[Items from a figure collection]
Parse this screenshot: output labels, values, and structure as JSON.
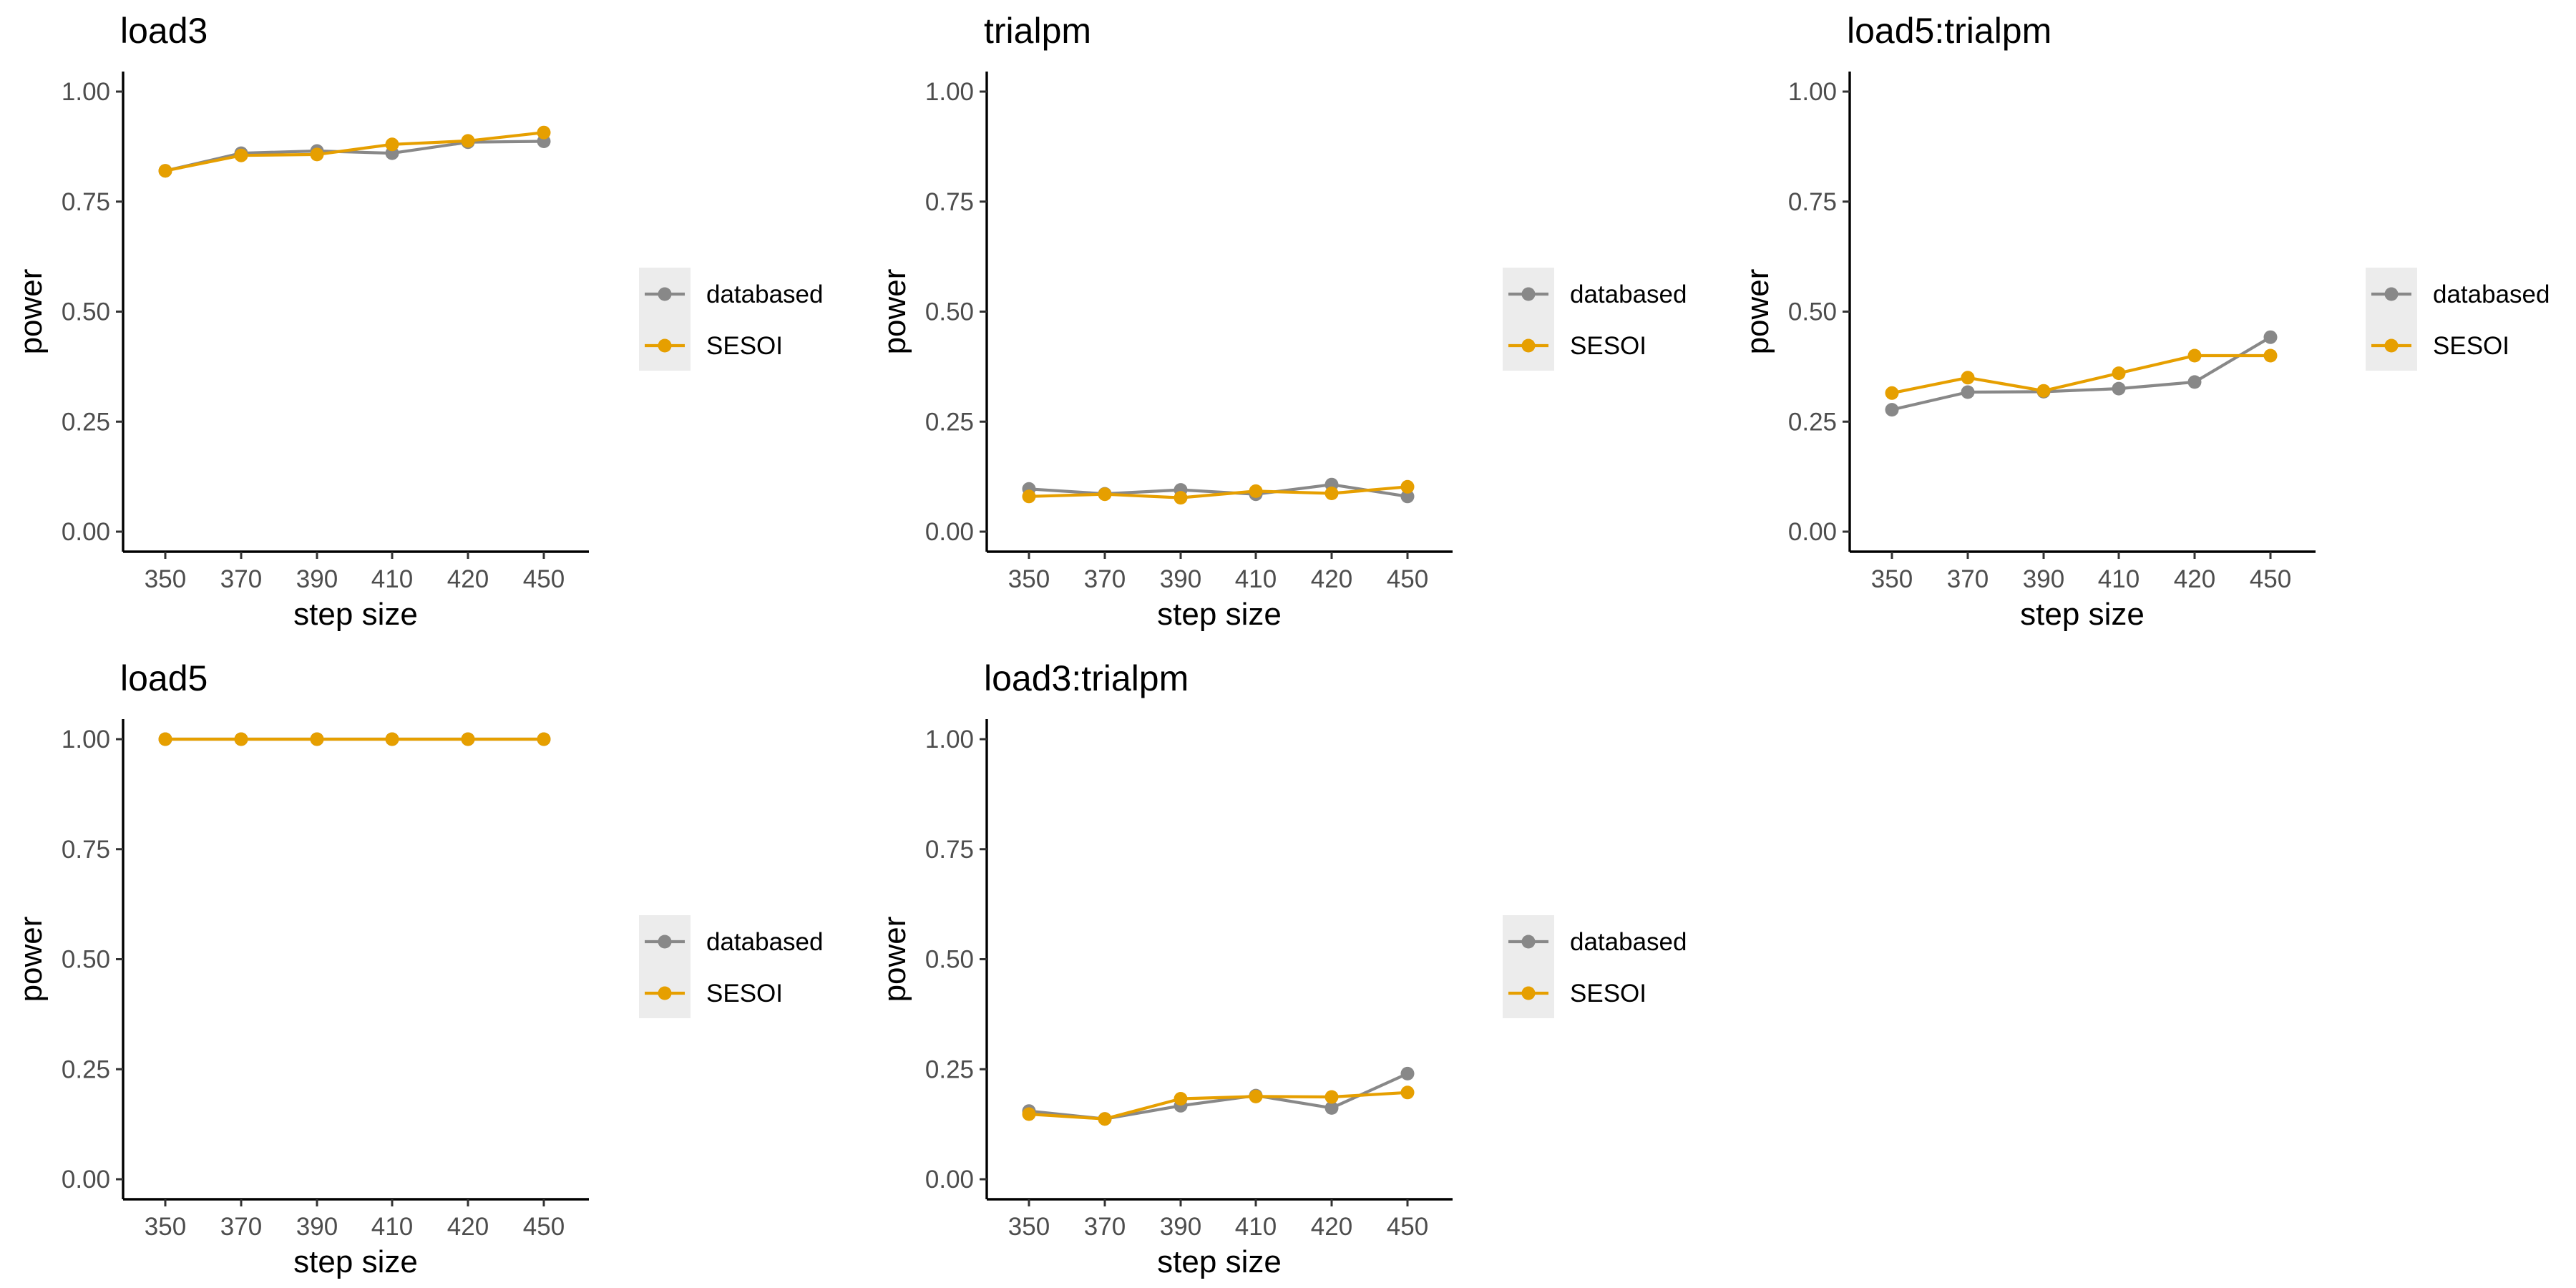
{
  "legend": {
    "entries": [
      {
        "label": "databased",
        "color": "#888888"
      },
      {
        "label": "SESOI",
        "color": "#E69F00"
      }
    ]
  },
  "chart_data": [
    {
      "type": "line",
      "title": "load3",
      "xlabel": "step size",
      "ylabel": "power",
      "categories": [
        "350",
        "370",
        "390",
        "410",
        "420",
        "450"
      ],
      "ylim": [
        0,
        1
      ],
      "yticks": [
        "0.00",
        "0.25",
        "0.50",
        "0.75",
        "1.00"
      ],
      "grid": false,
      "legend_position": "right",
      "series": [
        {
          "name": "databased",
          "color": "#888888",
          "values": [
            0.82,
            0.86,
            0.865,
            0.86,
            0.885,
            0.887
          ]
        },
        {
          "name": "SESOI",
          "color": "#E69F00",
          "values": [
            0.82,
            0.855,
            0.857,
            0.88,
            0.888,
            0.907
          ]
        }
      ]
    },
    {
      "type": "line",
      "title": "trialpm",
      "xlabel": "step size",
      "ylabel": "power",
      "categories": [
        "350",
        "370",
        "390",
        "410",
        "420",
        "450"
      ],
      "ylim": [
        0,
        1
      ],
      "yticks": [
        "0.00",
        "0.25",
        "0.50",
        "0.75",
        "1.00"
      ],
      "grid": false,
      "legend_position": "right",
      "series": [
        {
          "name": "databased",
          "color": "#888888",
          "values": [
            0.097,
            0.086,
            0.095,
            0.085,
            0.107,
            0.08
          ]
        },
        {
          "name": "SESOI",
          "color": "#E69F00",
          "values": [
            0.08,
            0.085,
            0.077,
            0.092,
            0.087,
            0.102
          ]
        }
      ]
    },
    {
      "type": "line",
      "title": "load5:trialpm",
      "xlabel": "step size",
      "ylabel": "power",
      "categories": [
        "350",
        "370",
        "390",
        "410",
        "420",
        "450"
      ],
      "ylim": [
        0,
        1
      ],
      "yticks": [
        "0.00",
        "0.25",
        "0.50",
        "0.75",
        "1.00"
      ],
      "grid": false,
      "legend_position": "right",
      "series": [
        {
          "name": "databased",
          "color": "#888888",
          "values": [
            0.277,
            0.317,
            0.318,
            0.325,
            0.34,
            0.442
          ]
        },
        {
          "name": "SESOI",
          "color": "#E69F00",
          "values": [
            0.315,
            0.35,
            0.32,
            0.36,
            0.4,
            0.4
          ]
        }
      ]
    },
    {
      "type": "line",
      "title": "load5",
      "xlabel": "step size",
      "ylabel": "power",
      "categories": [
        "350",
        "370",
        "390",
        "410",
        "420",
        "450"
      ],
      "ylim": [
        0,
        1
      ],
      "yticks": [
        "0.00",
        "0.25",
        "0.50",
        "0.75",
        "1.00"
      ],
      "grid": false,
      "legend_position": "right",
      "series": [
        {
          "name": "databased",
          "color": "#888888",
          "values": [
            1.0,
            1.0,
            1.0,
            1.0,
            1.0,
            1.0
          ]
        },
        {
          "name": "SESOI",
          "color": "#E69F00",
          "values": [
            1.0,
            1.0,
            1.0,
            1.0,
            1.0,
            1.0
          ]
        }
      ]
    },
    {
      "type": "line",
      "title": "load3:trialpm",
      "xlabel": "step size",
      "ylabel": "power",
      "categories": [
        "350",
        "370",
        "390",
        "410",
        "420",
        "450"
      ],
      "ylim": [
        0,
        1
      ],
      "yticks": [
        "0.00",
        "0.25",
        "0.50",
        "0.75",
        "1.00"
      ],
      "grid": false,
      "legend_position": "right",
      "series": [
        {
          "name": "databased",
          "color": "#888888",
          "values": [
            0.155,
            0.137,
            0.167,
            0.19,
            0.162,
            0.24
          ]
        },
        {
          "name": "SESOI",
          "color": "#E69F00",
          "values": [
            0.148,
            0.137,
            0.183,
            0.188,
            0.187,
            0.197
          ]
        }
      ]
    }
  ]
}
* * *
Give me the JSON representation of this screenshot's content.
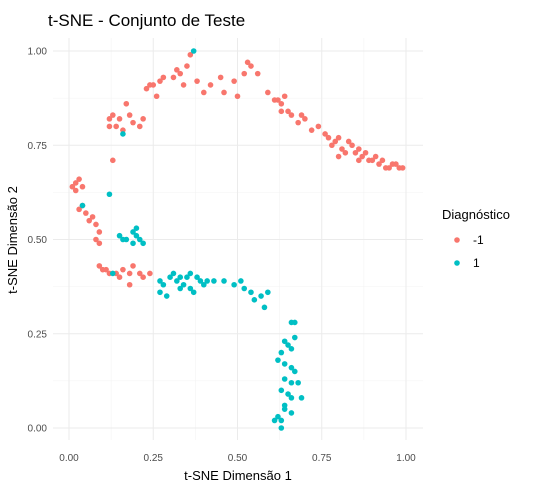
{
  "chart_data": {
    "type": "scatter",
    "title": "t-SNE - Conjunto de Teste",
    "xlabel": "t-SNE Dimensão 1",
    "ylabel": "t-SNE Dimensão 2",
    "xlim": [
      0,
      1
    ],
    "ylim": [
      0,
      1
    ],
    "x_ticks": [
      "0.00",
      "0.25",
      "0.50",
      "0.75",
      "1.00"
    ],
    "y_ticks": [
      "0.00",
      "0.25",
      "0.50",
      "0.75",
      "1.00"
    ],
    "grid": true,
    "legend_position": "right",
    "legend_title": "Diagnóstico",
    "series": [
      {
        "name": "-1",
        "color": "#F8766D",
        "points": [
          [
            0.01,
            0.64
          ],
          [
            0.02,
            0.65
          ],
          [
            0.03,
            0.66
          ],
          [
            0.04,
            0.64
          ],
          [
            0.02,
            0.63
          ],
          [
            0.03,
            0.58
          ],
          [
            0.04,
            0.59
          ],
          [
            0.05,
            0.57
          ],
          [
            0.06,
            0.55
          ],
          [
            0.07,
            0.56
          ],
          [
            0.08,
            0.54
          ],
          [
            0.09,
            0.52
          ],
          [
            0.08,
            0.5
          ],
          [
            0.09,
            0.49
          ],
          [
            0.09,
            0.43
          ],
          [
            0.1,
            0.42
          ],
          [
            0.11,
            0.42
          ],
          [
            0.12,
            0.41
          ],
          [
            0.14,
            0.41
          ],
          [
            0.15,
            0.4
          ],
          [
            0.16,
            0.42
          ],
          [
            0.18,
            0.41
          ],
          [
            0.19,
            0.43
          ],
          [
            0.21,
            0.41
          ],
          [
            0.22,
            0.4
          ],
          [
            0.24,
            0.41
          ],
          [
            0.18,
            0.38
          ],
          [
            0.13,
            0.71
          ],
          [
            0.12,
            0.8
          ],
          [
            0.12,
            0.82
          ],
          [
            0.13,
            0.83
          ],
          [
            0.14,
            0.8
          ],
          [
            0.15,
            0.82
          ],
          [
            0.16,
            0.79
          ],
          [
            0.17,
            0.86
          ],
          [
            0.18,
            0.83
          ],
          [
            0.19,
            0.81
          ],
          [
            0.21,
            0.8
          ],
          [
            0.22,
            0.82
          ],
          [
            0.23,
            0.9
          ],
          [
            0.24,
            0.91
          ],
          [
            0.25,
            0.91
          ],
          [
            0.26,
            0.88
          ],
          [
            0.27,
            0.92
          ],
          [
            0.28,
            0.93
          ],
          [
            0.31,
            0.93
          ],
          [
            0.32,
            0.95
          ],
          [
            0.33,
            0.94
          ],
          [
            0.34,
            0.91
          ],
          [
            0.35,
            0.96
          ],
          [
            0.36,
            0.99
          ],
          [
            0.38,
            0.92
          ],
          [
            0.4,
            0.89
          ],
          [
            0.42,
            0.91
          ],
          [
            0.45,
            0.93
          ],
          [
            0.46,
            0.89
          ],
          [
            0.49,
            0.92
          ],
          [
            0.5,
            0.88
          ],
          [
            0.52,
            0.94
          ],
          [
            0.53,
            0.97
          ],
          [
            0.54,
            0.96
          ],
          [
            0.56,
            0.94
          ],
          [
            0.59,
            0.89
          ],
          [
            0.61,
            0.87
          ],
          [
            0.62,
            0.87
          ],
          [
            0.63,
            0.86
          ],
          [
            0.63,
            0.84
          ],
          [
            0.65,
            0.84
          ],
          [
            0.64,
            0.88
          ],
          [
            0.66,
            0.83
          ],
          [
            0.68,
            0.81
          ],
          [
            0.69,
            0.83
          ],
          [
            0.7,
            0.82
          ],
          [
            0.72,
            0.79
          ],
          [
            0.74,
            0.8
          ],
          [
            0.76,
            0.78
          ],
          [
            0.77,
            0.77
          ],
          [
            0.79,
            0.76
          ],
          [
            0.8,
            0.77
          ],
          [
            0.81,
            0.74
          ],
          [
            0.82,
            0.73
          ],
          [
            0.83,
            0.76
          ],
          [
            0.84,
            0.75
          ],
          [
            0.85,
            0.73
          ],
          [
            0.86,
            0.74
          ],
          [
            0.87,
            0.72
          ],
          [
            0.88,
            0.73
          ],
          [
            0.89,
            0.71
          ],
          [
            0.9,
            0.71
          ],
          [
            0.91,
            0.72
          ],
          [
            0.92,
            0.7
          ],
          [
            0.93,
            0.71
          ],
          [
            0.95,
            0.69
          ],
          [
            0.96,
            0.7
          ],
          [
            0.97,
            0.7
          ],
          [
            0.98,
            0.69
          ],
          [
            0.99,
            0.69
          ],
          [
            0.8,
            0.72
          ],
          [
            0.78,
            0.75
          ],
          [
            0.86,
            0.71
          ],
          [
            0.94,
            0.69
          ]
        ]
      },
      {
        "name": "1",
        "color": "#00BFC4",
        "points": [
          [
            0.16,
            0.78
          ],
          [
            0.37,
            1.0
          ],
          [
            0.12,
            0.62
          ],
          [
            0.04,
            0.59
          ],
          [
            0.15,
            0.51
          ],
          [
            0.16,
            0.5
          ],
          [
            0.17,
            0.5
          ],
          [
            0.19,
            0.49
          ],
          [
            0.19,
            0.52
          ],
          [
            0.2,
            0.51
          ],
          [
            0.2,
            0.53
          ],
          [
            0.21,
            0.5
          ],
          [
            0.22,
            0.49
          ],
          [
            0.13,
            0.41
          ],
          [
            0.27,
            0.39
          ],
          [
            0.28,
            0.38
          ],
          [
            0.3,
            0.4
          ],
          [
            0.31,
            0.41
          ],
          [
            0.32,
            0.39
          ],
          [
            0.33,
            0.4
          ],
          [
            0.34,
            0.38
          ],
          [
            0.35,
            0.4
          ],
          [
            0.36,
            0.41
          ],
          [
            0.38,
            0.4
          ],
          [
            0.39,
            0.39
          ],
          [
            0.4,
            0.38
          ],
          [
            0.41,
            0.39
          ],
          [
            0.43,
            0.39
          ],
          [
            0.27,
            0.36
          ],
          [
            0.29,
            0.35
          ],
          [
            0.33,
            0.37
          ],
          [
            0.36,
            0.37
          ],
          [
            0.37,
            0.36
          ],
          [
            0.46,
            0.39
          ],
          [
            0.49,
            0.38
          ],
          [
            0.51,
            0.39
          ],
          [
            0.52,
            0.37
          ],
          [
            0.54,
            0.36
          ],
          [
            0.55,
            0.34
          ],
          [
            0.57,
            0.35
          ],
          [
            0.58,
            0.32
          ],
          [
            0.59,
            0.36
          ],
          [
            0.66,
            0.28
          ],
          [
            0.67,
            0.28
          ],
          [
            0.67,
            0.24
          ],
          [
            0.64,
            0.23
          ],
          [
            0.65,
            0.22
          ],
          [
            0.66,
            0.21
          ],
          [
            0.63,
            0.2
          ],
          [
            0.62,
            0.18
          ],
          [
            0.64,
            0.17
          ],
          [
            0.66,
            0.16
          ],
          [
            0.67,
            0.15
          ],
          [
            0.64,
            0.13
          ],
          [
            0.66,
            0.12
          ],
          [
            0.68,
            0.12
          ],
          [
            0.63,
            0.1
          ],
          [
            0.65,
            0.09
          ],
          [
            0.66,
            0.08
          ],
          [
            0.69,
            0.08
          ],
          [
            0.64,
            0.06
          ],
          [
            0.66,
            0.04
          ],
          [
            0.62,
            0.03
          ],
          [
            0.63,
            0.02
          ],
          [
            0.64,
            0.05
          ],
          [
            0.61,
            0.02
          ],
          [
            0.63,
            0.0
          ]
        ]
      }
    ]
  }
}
==
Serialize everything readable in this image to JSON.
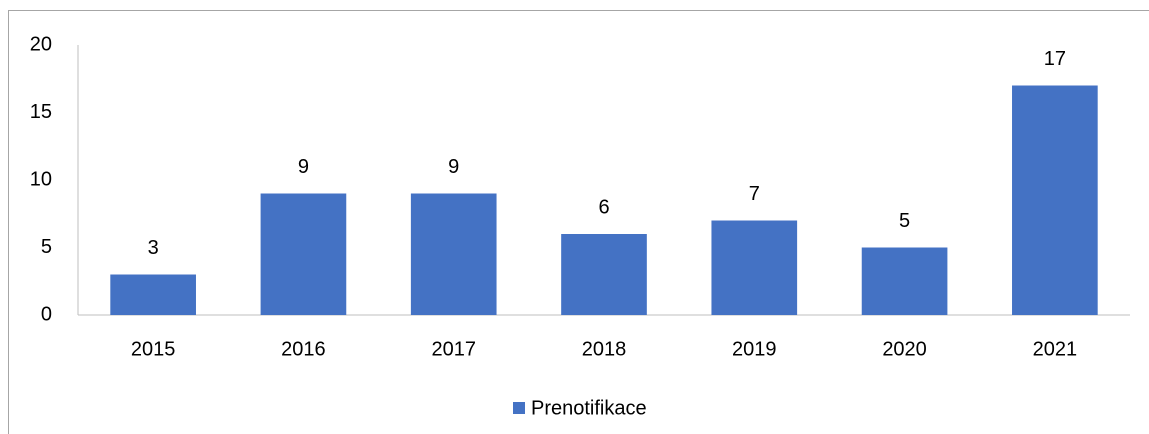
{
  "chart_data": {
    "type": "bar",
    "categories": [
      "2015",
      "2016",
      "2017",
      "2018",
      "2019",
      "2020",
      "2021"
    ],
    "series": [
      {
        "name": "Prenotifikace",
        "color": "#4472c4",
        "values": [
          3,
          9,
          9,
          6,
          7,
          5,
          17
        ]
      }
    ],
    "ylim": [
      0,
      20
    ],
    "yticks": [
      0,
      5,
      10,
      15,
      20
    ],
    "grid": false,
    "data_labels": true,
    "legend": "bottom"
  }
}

WHAT IS BEING ASKED »
From the entries above, extract every line where the word "JSON" appears.

SOLUTION FOR THIS PROBLEM »
Parse this screenshot: output labels, values, and structure as JSON.
Give me the JSON representation of this screenshot's content.
Serialize everything readable in this image to JSON.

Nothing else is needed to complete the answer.